Instructions to follow:
From the listing that follows, extract every line and set it down unaltered.

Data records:
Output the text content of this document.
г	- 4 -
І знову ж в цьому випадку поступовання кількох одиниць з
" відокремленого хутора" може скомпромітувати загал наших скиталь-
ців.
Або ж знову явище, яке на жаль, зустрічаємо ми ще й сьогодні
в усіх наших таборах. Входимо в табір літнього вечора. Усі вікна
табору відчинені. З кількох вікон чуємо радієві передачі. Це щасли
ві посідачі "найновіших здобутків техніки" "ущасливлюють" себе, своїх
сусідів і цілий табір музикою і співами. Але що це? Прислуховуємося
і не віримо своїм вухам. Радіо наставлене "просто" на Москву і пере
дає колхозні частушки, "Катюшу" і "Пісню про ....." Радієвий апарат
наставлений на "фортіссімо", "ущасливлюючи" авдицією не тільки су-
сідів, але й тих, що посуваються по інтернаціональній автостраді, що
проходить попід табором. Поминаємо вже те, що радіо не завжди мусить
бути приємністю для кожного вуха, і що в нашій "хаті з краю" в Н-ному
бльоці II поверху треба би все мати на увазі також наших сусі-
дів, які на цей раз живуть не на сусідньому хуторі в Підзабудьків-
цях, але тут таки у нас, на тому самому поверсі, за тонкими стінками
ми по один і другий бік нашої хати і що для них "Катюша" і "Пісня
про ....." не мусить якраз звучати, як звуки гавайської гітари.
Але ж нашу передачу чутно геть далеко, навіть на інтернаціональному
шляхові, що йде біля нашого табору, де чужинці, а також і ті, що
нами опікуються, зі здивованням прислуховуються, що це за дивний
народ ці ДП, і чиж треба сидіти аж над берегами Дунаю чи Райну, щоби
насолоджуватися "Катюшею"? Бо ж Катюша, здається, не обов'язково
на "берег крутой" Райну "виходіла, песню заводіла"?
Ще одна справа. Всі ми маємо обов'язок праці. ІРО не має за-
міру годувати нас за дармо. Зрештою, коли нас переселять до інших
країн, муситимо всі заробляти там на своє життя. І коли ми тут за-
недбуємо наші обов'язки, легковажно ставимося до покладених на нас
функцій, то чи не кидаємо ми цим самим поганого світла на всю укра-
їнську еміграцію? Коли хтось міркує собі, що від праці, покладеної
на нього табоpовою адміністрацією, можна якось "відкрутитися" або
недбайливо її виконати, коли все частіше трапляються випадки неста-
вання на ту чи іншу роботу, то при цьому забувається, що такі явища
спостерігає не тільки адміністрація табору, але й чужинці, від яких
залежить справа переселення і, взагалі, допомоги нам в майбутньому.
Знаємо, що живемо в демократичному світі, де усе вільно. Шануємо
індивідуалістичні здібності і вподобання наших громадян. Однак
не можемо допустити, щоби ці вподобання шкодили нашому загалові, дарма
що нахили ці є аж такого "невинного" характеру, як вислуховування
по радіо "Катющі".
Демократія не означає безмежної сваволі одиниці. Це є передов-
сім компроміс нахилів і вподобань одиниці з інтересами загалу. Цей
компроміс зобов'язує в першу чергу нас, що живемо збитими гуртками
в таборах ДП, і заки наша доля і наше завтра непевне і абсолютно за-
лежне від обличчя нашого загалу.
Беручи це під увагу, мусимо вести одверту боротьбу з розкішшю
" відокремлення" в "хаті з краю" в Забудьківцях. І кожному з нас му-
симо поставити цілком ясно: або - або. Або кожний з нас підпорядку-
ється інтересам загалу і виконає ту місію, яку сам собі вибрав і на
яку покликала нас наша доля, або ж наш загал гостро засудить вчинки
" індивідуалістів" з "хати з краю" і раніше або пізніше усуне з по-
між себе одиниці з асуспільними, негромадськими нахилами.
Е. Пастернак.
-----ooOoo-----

Result of this task:
Output the text content of this document.
г	- 4 -
І знову ж в цьому випадку поступовання кількох одиниць з
" відокремленого хутора" може скомпромітувати загал наших скиталь-
ців.
Або ж знову явище, яке на жаль, зустрічаємо ми ще й сьогодні
в усіх наших таборах. Входимо в табір літнього вечора. Усі вікна
табору відчинені. З кількох вікон чуємо радієві передачі. Це щасли
ві посідачі "найновіших здобутків техніки" "ущасливлюють" себе, своїх
сусідів і цілий табір музикою і співами. Але що це? Прислуховуємося
і не віримо своїм вухам. Радіо наставлене "просто" на Москву і пере
дає колхозні частушки, "Катюшу" і "Пісню про ....." Радієвий апарат
наставлений на "фортіссімо", "ущасливлюючи" авдицією не тільки су-
сідів, але й тих, що посуваються по інтернаціональній автостраді, що
проходить попід табором. Поминаємо вже те, що радіо не завжди мусить
бути приємністю для кожного вуха, і що в нашій "хаті з краю" в Н-ному
бльоці II поверху треба би все мати на увазі також наших сусі-
дів, які на цей раз живуть не на сусідньому хуторі в Підзабудьків-
цях, але тут таки у нас, на тому самому поверсі, за тонкими стінками
ми по один і другий бік нашої хати і що для них "Катюша" і "Пісня
про ....." не мусить якраз звучати, як звуки гавайської гітари.
Але ж нашу передачу чутно геть далеко, навіть на інтернаціональному
шляхові, що йде біля нашого табору, де чужинці, а також і ті, що
нами опікуються, зі здивованням прислуховуються, що це за дивний
народ ці ДП, і чиж треба сидіти аж над берегами Дунаю чи Райну, щоби
насолоджуватися "Катюшею"? Бо ж Катюша, здається, не обов'язково
на "берег крутой" Райну "виходіла, песню заводіла"?
Ще одна справа. Всі ми маємо обов'язок праці. ІРО не має за-
міру годувати нас за дармо. Зрештою, коли нас переселять до інших
країн, муситимо всі заробляти там на своє життя. І коли ми тут за-
недбуємо наші обов'язки, легковажно ставимося до покладених на нас
функцій, то чи не кидаємо ми цим самим поганого світла на всю укра-
їнську еміграцію? Коли хтось міркує собі, що від праці, покладеної
на нього табоpовою адміністрацією, можна якось "відкрутитися" або
недбайливо її виконати, коли все частіше трапляються випадки неста-
вання на ту чи іншу роботу, то при цьому забувається, що такі явища
спостерігає не тільки адміністрація табору, але й чужинці, від яких
залежить справа переселення і, взагалі, допомоги нам в майбутньому.
Знаємо, що живемо в демократичному світі, де усе вільно. Шануємо
індивідуалістичні здібності і вподобання наших громадян. Однак
не можемо допустити, щоби ці вподобання шкодили нашому загалові, дарма
що нахили ці є аж такого "невинного" характеру, як вислуховування
по радіо "Катющі".
Демократія не означає безмежної сваволі одиниці. Це є передов-
сім компроміс нахилів і вподобань одиниці з інтересами загалу. Цей
компроміс зобов'язує в першу чергу нас, що живемо збитими гуртками
в таборах ДП, і заки наша доля і наше завтра непевне і абсолютно за-
лежне від обличчя нашого загалу.
Беручи це під увагу, мусимо вести одверту боротьбу з розкішшю
" відокремлення" в "хаті з краю" в Забудьківцях. І кожному з нас му-
симо поставити цілком ясно: або - або. Або кожний з нас підпорядку-
ється інтересам загалу і виконає ту місію, яку сам собі вибрав і на
яку покликала нас наша доля, або ж наш загал гостро засудить вчинки
" індивідуалістів" з "хати з краю" і раніше або пізніше усуне з по-
між себе одиниці з асуспільними, негромадськими нахилами.
Е. Пастернак.
-----ooOoo-----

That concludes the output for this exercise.